• EXERCISE DETAILS:
Return each line of the records holding the string "name".

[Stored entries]
+++

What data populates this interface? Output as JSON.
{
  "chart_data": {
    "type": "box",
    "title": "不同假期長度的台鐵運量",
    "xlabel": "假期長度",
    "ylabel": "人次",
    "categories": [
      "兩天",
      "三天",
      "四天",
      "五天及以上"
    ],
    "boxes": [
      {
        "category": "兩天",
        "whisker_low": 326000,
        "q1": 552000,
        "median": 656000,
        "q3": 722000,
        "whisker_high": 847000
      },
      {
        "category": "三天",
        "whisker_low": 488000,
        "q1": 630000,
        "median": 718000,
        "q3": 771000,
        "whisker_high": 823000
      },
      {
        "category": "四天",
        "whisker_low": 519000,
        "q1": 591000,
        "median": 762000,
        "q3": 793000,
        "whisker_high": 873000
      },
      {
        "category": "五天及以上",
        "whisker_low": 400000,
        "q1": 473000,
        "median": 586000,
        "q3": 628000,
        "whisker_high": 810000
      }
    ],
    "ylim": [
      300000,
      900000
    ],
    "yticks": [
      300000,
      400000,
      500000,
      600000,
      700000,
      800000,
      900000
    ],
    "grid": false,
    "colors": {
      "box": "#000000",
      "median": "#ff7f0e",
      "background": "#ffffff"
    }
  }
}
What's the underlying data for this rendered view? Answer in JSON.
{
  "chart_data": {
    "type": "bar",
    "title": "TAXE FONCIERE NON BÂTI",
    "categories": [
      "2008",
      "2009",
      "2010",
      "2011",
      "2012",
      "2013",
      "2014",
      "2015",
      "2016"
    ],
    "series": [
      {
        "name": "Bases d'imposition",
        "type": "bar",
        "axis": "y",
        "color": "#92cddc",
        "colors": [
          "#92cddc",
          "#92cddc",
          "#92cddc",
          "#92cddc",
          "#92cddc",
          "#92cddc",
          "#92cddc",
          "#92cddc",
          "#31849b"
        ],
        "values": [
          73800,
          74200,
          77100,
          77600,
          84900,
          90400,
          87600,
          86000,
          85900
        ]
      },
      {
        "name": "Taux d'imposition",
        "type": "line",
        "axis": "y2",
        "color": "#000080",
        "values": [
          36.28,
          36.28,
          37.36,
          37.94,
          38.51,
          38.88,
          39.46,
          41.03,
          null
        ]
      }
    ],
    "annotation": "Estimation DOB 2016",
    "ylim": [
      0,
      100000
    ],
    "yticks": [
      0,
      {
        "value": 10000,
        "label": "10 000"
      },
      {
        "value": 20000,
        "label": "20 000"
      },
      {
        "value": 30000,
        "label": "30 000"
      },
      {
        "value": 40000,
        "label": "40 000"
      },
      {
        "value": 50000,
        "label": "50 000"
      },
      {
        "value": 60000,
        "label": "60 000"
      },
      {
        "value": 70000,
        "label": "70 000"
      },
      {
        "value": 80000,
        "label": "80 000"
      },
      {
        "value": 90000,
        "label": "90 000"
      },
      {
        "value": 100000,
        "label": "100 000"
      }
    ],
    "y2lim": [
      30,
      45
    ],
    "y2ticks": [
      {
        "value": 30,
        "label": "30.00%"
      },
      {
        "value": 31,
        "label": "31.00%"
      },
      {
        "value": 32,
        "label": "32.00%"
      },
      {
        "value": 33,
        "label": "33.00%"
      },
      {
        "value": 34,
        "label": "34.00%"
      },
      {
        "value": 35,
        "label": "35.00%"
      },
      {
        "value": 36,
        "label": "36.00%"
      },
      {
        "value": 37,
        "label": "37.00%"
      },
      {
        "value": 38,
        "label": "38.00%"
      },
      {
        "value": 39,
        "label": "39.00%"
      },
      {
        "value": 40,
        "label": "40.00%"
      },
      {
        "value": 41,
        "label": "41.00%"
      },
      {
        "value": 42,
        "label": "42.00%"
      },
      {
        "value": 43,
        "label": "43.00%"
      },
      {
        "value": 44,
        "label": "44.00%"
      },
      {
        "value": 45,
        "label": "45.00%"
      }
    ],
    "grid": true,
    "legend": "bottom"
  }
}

+++

• RESULT FOR THIS EXERCISE:
        "name": "Bases d'imposition",
        "name": "Taux d'imposition",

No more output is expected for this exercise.